(Data records)
★ ★ ★ ★ ★

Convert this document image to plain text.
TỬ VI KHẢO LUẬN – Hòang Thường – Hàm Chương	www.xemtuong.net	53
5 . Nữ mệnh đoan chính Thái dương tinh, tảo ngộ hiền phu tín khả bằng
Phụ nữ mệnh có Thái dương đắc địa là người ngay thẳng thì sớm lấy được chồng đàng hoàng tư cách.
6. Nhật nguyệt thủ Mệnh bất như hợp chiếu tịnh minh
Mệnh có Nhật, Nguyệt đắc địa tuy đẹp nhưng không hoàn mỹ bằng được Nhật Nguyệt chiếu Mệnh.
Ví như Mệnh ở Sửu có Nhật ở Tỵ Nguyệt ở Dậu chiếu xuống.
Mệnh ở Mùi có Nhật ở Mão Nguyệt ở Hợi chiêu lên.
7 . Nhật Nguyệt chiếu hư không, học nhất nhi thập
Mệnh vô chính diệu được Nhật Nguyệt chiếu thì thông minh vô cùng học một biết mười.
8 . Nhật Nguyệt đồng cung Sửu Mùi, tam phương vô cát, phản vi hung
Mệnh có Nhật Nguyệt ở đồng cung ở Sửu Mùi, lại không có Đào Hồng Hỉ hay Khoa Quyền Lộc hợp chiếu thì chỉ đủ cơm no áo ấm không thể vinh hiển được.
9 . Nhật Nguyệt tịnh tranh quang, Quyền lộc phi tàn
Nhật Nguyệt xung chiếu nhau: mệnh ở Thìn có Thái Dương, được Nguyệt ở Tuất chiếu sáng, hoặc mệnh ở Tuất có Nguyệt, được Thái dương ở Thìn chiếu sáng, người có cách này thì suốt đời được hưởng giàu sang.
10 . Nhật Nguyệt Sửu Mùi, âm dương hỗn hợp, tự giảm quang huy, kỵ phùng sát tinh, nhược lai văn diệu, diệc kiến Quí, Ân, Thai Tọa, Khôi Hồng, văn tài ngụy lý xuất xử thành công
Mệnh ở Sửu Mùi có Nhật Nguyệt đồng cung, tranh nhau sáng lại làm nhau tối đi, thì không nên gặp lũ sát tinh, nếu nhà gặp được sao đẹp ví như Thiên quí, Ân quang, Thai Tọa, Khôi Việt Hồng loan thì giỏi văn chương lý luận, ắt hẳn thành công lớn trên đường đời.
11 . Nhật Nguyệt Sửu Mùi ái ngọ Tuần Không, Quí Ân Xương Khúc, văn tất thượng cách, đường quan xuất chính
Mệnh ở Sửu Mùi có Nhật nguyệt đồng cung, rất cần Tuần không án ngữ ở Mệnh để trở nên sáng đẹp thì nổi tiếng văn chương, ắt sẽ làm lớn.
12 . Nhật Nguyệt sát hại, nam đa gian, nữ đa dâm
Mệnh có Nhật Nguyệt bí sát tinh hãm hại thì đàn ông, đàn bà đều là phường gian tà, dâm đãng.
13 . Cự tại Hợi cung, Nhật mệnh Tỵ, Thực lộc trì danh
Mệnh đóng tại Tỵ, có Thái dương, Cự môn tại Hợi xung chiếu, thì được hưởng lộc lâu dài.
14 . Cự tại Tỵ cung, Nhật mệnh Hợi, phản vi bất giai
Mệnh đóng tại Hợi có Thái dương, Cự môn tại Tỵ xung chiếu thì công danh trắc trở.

★ ★ ★ ★ ★

Stated task — Reproduce the material exactly, with every line intact.

Reply to the task —
Convert this document image to plain text.
TỬ VI KHẢO LUẬN – Hòang Thường – Hàm Chương	www.xemtuong.net	53
5 . Nữ mệnh đoan chính Thái dương tinh, tảo ngộ hiền phu tín khả bằng
Phụ nữ mệnh có Thái dương đắc địa là người ngay thẳng thì sớm lấy được chồng đàng hoàng tư cách.
6. Nhật nguyệt thủ Mệnh bất như hợp chiếu tịnh minh
Mệnh có Nhật, Nguyệt đắc địa tuy đẹp nhưng không hoàn mỹ bằng được Nhật Nguyệt chiếu Mệnh.
Ví như Mệnh ở Sửu có Nhật ở Tỵ Nguyệt ở Dậu chiếu xuống.
Mệnh ở Mùi có Nhật ở Mão Nguyệt ở Hợi chiêu lên.
7 . Nhật Nguyệt chiếu hư không, học nhất nhi thập
Mệnh vô chính diệu được Nhật Nguyệt chiếu thì thông minh vô cùng học một biết mười.
8 . Nhật Nguyệt đồng cung Sửu Mùi, tam phương vô cát, phản vi hung
Mệnh có Nhật Nguyệt ở đồng cung ở Sửu Mùi, lại không có Đào Hồng Hỉ hay Khoa Quyền Lộc hợp chiếu thì chỉ đủ cơm no áo ấm không thể vinh hiển được.
9 . Nhật Nguyệt tịnh tranh quang, Quyền lộc phi tàn
Nhật Nguyệt xung chiếu nhau: mệnh ở Thìn có Thái Dương, được Nguyệt ở Tuất chiếu sáng, hoặc mệnh ở Tuất có Nguyệt, được Thái dương ở Thìn chiếu sáng, người có cách này thì suốt đời được hưởng giàu sang.
10 . Nhật Nguyệt Sửu Mùi, âm dương hỗn hợp, tự giảm quang huy, kỵ phùng sát tinh, nhược lai văn diệu, diệc kiến Quí, Ân, Thai Tọa, Khôi Hồng, văn tài ngụy lý xuất xử thành công
Mệnh ở Sửu Mùi có Nhật Nguyệt đồng cung, tranh nhau sáng lại làm nhau tối đi, thì không nên gặp lũ sát tinh, nếu nhà gặp được sao đẹp ví như Thiên quí, Ân quang, Thai Tọa, Khôi Việt Hồng loan thì giỏi văn chương lý luận, ắt hẳn thành công lớn trên đường đời.
11 . Nhật Nguyệt Sửu Mùi ái ngọ Tuần Không, Quí Ân Xương Khúc, văn tất thượng cách, đường quan xuất chính
Mệnh ở Sửu Mùi có Nhật nguyệt đồng cung, rất cần Tuần không án ngữ ở Mệnh để trở nên sáng đẹp thì nổi tiếng văn chương, ắt sẽ làm lớn.
12 . Nhật Nguyệt sát hại, nam đa gian, nữ đa dâm
Mệnh có Nhật Nguyệt bí sát tinh hãm hại thì đàn ông, đàn bà đều là phường gian tà, dâm đãng.
13 . Cự tại Hợi cung, Nhật mệnh Tỵ, Thực lộc trì danh
Mệnh đóng tại Tỵ, có Thái dương, Cự môn tại Hợi xung chiếu, thì được hưởng lộc lâu dài.
14 . Cự tại Tỵ cung, Nhật mệnh Hợi, phản vi bất giai
Mệnh đóng tại Hợi có Thái dương, Cự môn tại Tỵ xung chiếu thì công danh trắc trở.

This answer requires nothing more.